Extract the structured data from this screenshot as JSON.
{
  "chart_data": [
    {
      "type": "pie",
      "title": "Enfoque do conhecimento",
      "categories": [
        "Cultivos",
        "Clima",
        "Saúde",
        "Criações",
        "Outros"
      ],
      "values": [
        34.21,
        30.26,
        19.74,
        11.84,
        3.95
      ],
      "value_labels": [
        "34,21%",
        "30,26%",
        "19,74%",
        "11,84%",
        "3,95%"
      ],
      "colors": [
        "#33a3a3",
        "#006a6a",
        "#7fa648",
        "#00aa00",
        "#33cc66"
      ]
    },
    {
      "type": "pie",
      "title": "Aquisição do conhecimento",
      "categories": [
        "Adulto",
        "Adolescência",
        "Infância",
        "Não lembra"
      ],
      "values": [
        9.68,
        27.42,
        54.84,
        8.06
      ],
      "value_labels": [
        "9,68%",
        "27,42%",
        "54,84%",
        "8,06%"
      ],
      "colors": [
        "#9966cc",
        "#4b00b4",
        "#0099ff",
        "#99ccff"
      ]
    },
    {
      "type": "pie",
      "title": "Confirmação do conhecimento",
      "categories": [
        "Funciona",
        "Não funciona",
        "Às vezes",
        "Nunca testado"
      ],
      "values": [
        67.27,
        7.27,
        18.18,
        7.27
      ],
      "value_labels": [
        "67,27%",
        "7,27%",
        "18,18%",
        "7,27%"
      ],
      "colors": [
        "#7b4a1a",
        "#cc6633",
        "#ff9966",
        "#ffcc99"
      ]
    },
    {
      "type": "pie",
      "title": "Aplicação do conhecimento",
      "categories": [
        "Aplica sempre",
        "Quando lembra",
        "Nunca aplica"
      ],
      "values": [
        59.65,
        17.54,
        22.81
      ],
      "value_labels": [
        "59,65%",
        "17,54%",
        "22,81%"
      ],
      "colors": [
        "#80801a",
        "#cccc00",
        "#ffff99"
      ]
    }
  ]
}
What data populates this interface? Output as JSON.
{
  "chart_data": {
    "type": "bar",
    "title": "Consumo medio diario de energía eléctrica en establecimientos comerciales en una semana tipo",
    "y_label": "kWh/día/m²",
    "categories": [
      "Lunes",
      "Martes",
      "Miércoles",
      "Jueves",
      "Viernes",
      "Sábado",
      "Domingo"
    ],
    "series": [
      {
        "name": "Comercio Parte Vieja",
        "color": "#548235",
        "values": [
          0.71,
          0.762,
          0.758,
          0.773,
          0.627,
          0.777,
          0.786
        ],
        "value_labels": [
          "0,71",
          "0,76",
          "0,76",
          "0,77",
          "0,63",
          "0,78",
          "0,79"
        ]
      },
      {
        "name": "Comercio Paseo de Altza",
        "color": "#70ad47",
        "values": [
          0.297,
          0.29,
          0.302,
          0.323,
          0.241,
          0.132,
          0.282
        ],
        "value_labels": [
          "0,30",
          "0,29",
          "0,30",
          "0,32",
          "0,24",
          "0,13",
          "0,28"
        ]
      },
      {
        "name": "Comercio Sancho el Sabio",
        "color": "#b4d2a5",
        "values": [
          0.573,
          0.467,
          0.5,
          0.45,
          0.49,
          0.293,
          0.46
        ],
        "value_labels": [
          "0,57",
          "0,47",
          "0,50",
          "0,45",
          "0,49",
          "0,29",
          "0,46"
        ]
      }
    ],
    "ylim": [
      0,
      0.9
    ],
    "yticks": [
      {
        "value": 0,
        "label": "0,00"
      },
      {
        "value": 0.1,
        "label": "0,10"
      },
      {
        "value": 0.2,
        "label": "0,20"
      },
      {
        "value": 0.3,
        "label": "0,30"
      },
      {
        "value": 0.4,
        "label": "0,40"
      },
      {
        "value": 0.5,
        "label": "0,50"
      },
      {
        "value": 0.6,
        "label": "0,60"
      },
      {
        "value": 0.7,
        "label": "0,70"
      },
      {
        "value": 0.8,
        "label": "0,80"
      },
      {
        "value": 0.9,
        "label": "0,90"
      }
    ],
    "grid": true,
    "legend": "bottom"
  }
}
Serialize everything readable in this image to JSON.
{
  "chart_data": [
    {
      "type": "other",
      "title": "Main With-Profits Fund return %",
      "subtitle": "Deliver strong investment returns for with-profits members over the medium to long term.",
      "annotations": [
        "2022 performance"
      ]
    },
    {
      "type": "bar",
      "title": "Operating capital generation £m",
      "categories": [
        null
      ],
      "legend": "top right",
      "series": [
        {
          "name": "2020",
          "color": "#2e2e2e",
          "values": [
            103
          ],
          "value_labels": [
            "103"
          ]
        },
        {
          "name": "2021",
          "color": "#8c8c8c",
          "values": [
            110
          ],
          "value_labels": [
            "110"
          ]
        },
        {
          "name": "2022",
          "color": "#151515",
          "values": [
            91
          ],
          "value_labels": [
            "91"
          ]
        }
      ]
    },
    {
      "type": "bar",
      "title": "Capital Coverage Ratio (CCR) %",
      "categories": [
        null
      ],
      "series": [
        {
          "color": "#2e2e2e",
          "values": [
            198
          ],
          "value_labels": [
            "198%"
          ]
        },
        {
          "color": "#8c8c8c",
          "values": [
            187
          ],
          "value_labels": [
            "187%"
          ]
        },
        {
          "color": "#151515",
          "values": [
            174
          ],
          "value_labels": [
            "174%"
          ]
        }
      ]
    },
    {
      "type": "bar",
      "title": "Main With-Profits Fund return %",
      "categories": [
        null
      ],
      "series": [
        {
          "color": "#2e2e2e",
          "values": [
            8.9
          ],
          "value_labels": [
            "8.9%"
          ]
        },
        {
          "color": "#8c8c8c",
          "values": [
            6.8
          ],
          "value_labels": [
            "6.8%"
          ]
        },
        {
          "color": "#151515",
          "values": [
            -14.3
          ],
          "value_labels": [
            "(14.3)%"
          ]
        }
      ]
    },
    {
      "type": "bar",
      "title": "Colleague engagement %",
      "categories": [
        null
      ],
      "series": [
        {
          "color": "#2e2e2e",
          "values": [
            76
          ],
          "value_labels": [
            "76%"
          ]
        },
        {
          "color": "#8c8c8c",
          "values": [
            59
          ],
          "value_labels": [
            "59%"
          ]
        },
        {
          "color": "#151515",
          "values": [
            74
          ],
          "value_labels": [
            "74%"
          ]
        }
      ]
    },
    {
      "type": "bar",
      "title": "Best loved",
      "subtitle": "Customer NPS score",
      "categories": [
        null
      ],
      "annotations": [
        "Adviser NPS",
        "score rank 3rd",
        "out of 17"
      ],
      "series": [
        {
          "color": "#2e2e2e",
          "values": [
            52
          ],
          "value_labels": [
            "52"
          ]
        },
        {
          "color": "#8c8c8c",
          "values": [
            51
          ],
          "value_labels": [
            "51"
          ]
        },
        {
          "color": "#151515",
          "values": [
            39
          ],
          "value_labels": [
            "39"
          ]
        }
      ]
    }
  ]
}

★ ★ ★ ★ ★ ★ ★

**DIRECTIONS**
The string "Comercio" may appear in lines of the listing above; tally those lines and give the number only.

**SOLUTION**
3